REQUIRED TASK:
Go through the records and copy each line where the word "Bergleuten" occurs.
- - - - -
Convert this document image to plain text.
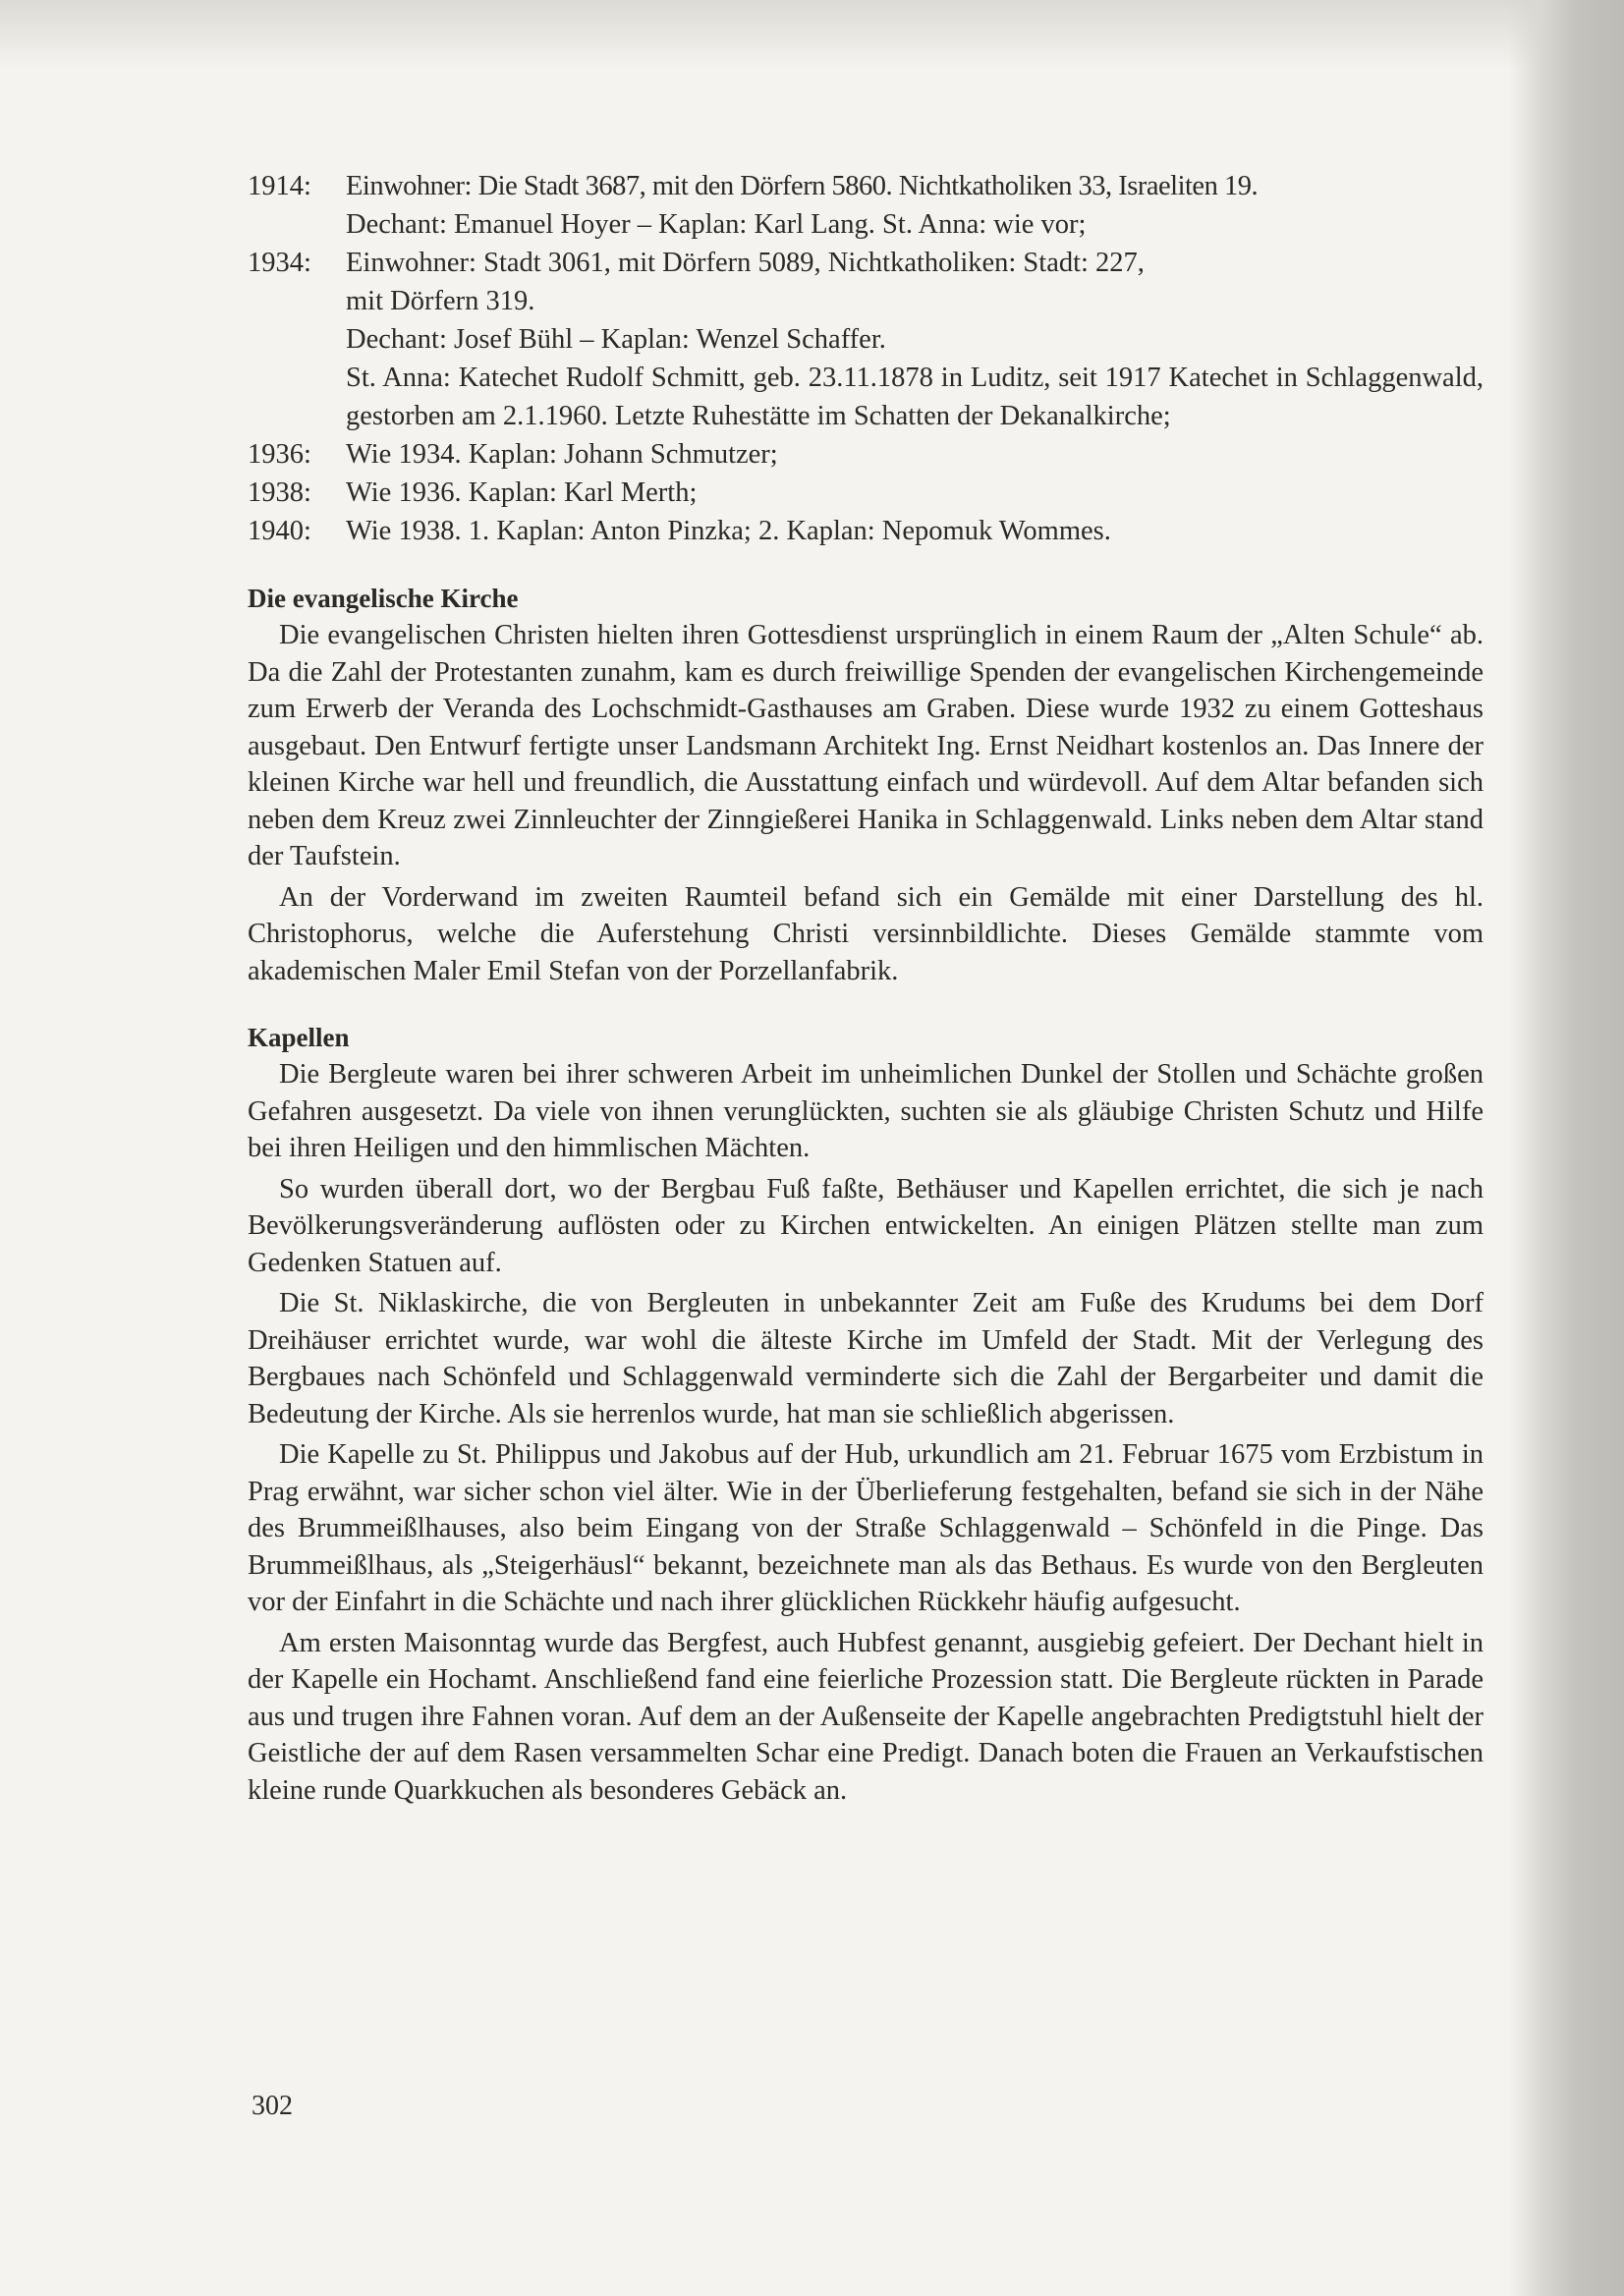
1914:	Einwohner: Die Stadt 3687, mit den Dörfern 5860. Nichtkatholiken 33, Israeliten 19.
Dechant: Emanuel Hoyer – Kaplan: Karl Lang. St. Anna: wie vor;
1934:	Einwohner: Stadt 3061, mit Dörfern 5089, Nichtkatholiken: Stadt: 227,
mit Dörfern 319.
Dechant: Josef Bühl – Kaplan: Wenzel Schaffer.
St. Anna: Katechet Rudolf Schmitt, geb. 23.11.1878 in Luditz, seit 1917 Katechet in Schlaggenwald, gestorben am 2.1.1960. Letzte Ruhestätte im Schatten der Dekanalkirche;
1936:	Wie 1934. Kaplan: Johann Schmutzer;
1938:	Wie 1936. Kaplan: Karl Merth;
1940:	Wie 1938. 1. Kaplan: Anton Pinzka; 2. Kaplan: Nepomuk Wommes.
Die evangelische Kirche

Die evangelischen Christen hielten ihren Gottesdienst ursprünglich in einem Raum der „Alten Schule“ ab. Da die Zahl der Protestanten zunahm, kam es durch freiwillige Spenden der evangelischen Kirchengemeinde zum Erwerb der Veranda des Lochschmidt-Gasthauses am Graben. Diese wurde 1932 zu einem Gotteshaus ausgebaut. Den Entwurf fertigte unser Landsmann Architekt Ing. Ernst Neidhart kostenlos an. Das Innere der kleinen Kirche war hell und freundlich, die Ausstattung einfach und würdevoll. Auf dem Altar befanden sich neben dem Kreuz zwei Zinnleuchter der Zinngießerei Hanika in Schlaggenwald. Links neben dem Altar stand der Taufstein.

An der Vorderwand im zweiten Raumteil befand sich ein Gemälde mit einer Darstellung des hl. Christophorus, welche die Auferstehung Christi versinnbildlichte. Dieses Gemälde stammte vom akademischen Maler Emil Stefan von der Porzellanfabrik.

Kapellen

Die Bergleute waren bei ihrer schweren Arbeit im unheimlichen Dunkel der Stollen und Schächte großen Gefahren ausgesetzt. Da viele von ihnen verunglückten, suchten sie als gläubige Christen Schutz und Hilfe bei ihren Heiligen und den himmlischen Mächten.

So wurden überall dort, wo der Bergbau Fuß faßte, Bethäuser und Kapellen errichtet, die sich je nach Bevölkerungsveränderung auflösten oder zu Kirchen entwickelten. An einigen Plätzen stellte man zum Gedenken Statuen auf.

Die St. Niklaskirche, die von Bergleuten in unbekannter Zeit am Fuße des Krudums bei dem Dorf Dreihäuser errichtet wurde, war wohl die älteste Kirche im Umfeld der Stadt. Mit der Verlegung des Bergbaues nach Schönfeld und Schlaggenwald verminderte sich die Zahl der Bergarbeiter und damit die Bedeutung der Kirche. Als sie herrenlos wurde, hat man sie schließlich abgerissen.

Die Kapelle zu St. Philippus und Jakobus auf der Hub, urkundlich am 21. Februar 1675 vom Erzbistum in Prag erwähnt, war sicher schon viel älter. Wie in der Überlieferung festgehalten, befand sie sich in der Nähe des Brummeißlhauses, also beim Eingang von der Straße Schlaggenwald – Schönfeld in die Pinge. Das Brummeißlhaus, als „Steigerhäusl“ bekannt, bezeichnete man als das Bethaus. Es wurde von den Bergleuten vor der Einfahrt in die Schächte und nach ihrer glücklichen Rückkehr häufig aufgesucht.

Am ersten Maisonntag wurde das Bergfest, auch Hubfest genannt, ausgiebig gefeiert. Der Dechant hielt in der Kapelle ein Hochamt. Anschließend fand eine feierliche Prozession statt. Die Bergleute rückten in Parade aus und trugen ihre Fahnen voran. Auf dem an der Außenseite der Kapelle angebrachten Predigtstuhl hielt der Geistliche der auf dem Rasen versammelten Schar eine Predigt. Danach boten die Frauen an Verkaufstischen kleine runde Quarkkuchen als besonderes Gebäck an.

302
- - - - -
ANSWER TO THE PROBLEM:
Die St. Niklaskirche, die von Bergleuten in unbekannter Zeit am Fuße des Krudums bei dem Dorf Dreihäuser errichtet wurde, war wohl die älteste Kirche im Umfeld der Stadt. Mit der Verlegung des Bergbaues nach Schönfeld und Schlaggenwald verminderte sich die Zahl der Bergarbeiter und damit die Bedeutung der Kirche. Als sie herrenlos wurde, hat man sie schließlich abgerissen.
Die Kapelle zu St. Philippus und Jakobus auf der Hub, urkundlich am 21. Februar 1675 vom Erzbistum in Prag erwähnt, war sicher schon viel älter. Wie in der Überlieferung festgehalten, befand sie sich in der Nähe des Brummeißlhauses, also beim Eingang von der Straße Schlaggenwald – Schönfeld in die Pinge. Das Brummeißlhaus, als „Steigerhäusl“ bekannt, bezeichnete man als das Bethaus. Es wurde von den Bergleuten vor der Einfahrt in die Schächte und nach ihrer glücklichen Rückkehr häufig aufgesucht.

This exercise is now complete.